Search the entries for the word "patria" and pull out each line that has it.

══ Material provided ══

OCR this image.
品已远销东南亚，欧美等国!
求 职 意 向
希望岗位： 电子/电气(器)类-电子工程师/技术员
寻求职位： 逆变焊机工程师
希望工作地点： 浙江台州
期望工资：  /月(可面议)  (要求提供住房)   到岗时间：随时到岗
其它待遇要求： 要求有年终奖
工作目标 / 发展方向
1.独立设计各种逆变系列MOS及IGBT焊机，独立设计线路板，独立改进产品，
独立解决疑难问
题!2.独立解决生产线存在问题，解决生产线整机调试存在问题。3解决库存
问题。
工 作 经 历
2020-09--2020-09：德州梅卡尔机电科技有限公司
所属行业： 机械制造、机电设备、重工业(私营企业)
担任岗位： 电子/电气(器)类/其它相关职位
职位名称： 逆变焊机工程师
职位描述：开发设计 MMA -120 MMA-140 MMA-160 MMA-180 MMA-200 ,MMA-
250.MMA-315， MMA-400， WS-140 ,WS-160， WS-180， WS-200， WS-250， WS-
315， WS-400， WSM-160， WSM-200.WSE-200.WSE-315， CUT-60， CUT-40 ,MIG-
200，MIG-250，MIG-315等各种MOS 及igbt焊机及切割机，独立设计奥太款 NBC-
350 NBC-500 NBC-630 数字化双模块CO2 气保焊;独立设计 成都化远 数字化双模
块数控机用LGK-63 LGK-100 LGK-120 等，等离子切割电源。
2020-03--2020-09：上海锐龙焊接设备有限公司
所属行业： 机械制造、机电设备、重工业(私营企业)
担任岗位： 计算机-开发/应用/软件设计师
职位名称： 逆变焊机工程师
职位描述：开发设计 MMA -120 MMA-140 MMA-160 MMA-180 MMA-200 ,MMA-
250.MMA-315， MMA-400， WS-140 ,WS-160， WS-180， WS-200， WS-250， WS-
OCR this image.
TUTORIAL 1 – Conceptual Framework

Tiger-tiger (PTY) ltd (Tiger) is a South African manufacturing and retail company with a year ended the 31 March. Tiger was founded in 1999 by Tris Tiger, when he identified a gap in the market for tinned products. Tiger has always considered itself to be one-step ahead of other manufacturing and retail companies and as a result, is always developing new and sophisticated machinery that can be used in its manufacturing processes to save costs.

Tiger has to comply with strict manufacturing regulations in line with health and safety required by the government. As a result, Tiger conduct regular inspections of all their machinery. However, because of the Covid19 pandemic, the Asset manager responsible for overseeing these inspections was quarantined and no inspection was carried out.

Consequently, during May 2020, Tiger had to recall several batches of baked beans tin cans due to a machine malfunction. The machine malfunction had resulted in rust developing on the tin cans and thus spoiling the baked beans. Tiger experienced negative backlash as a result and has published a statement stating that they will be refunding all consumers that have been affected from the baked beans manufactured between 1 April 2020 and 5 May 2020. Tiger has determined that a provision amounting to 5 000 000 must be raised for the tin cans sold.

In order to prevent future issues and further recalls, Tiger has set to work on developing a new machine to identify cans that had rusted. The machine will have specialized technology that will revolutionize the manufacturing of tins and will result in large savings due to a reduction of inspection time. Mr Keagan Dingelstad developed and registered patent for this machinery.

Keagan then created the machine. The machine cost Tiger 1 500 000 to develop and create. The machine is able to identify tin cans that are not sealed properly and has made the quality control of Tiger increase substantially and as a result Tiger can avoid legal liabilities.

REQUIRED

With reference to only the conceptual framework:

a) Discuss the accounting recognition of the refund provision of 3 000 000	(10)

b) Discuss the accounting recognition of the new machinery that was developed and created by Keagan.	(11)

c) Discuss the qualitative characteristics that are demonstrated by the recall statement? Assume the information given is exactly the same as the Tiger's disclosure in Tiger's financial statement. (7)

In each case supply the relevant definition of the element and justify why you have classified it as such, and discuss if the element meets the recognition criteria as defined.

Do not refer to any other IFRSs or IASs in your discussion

═══
══ Material provided ══

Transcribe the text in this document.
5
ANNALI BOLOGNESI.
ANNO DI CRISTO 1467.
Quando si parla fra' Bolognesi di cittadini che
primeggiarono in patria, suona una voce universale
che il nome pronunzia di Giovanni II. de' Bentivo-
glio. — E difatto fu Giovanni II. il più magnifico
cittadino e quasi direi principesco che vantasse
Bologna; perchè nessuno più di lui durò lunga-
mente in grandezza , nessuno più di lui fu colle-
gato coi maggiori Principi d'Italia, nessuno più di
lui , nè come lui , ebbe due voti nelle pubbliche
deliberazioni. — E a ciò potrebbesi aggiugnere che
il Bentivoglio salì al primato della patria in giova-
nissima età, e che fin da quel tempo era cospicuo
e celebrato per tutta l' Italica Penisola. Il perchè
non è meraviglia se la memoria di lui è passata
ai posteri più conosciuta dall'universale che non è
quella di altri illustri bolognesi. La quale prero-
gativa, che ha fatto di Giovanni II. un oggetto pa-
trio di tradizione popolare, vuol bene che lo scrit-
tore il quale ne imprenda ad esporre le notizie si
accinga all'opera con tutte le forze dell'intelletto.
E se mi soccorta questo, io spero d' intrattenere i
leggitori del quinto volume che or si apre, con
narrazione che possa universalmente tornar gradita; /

═══

Response:
primeggiarono in patria, suona una voce universale
il Bentivoglio salì al primato della patria in giova-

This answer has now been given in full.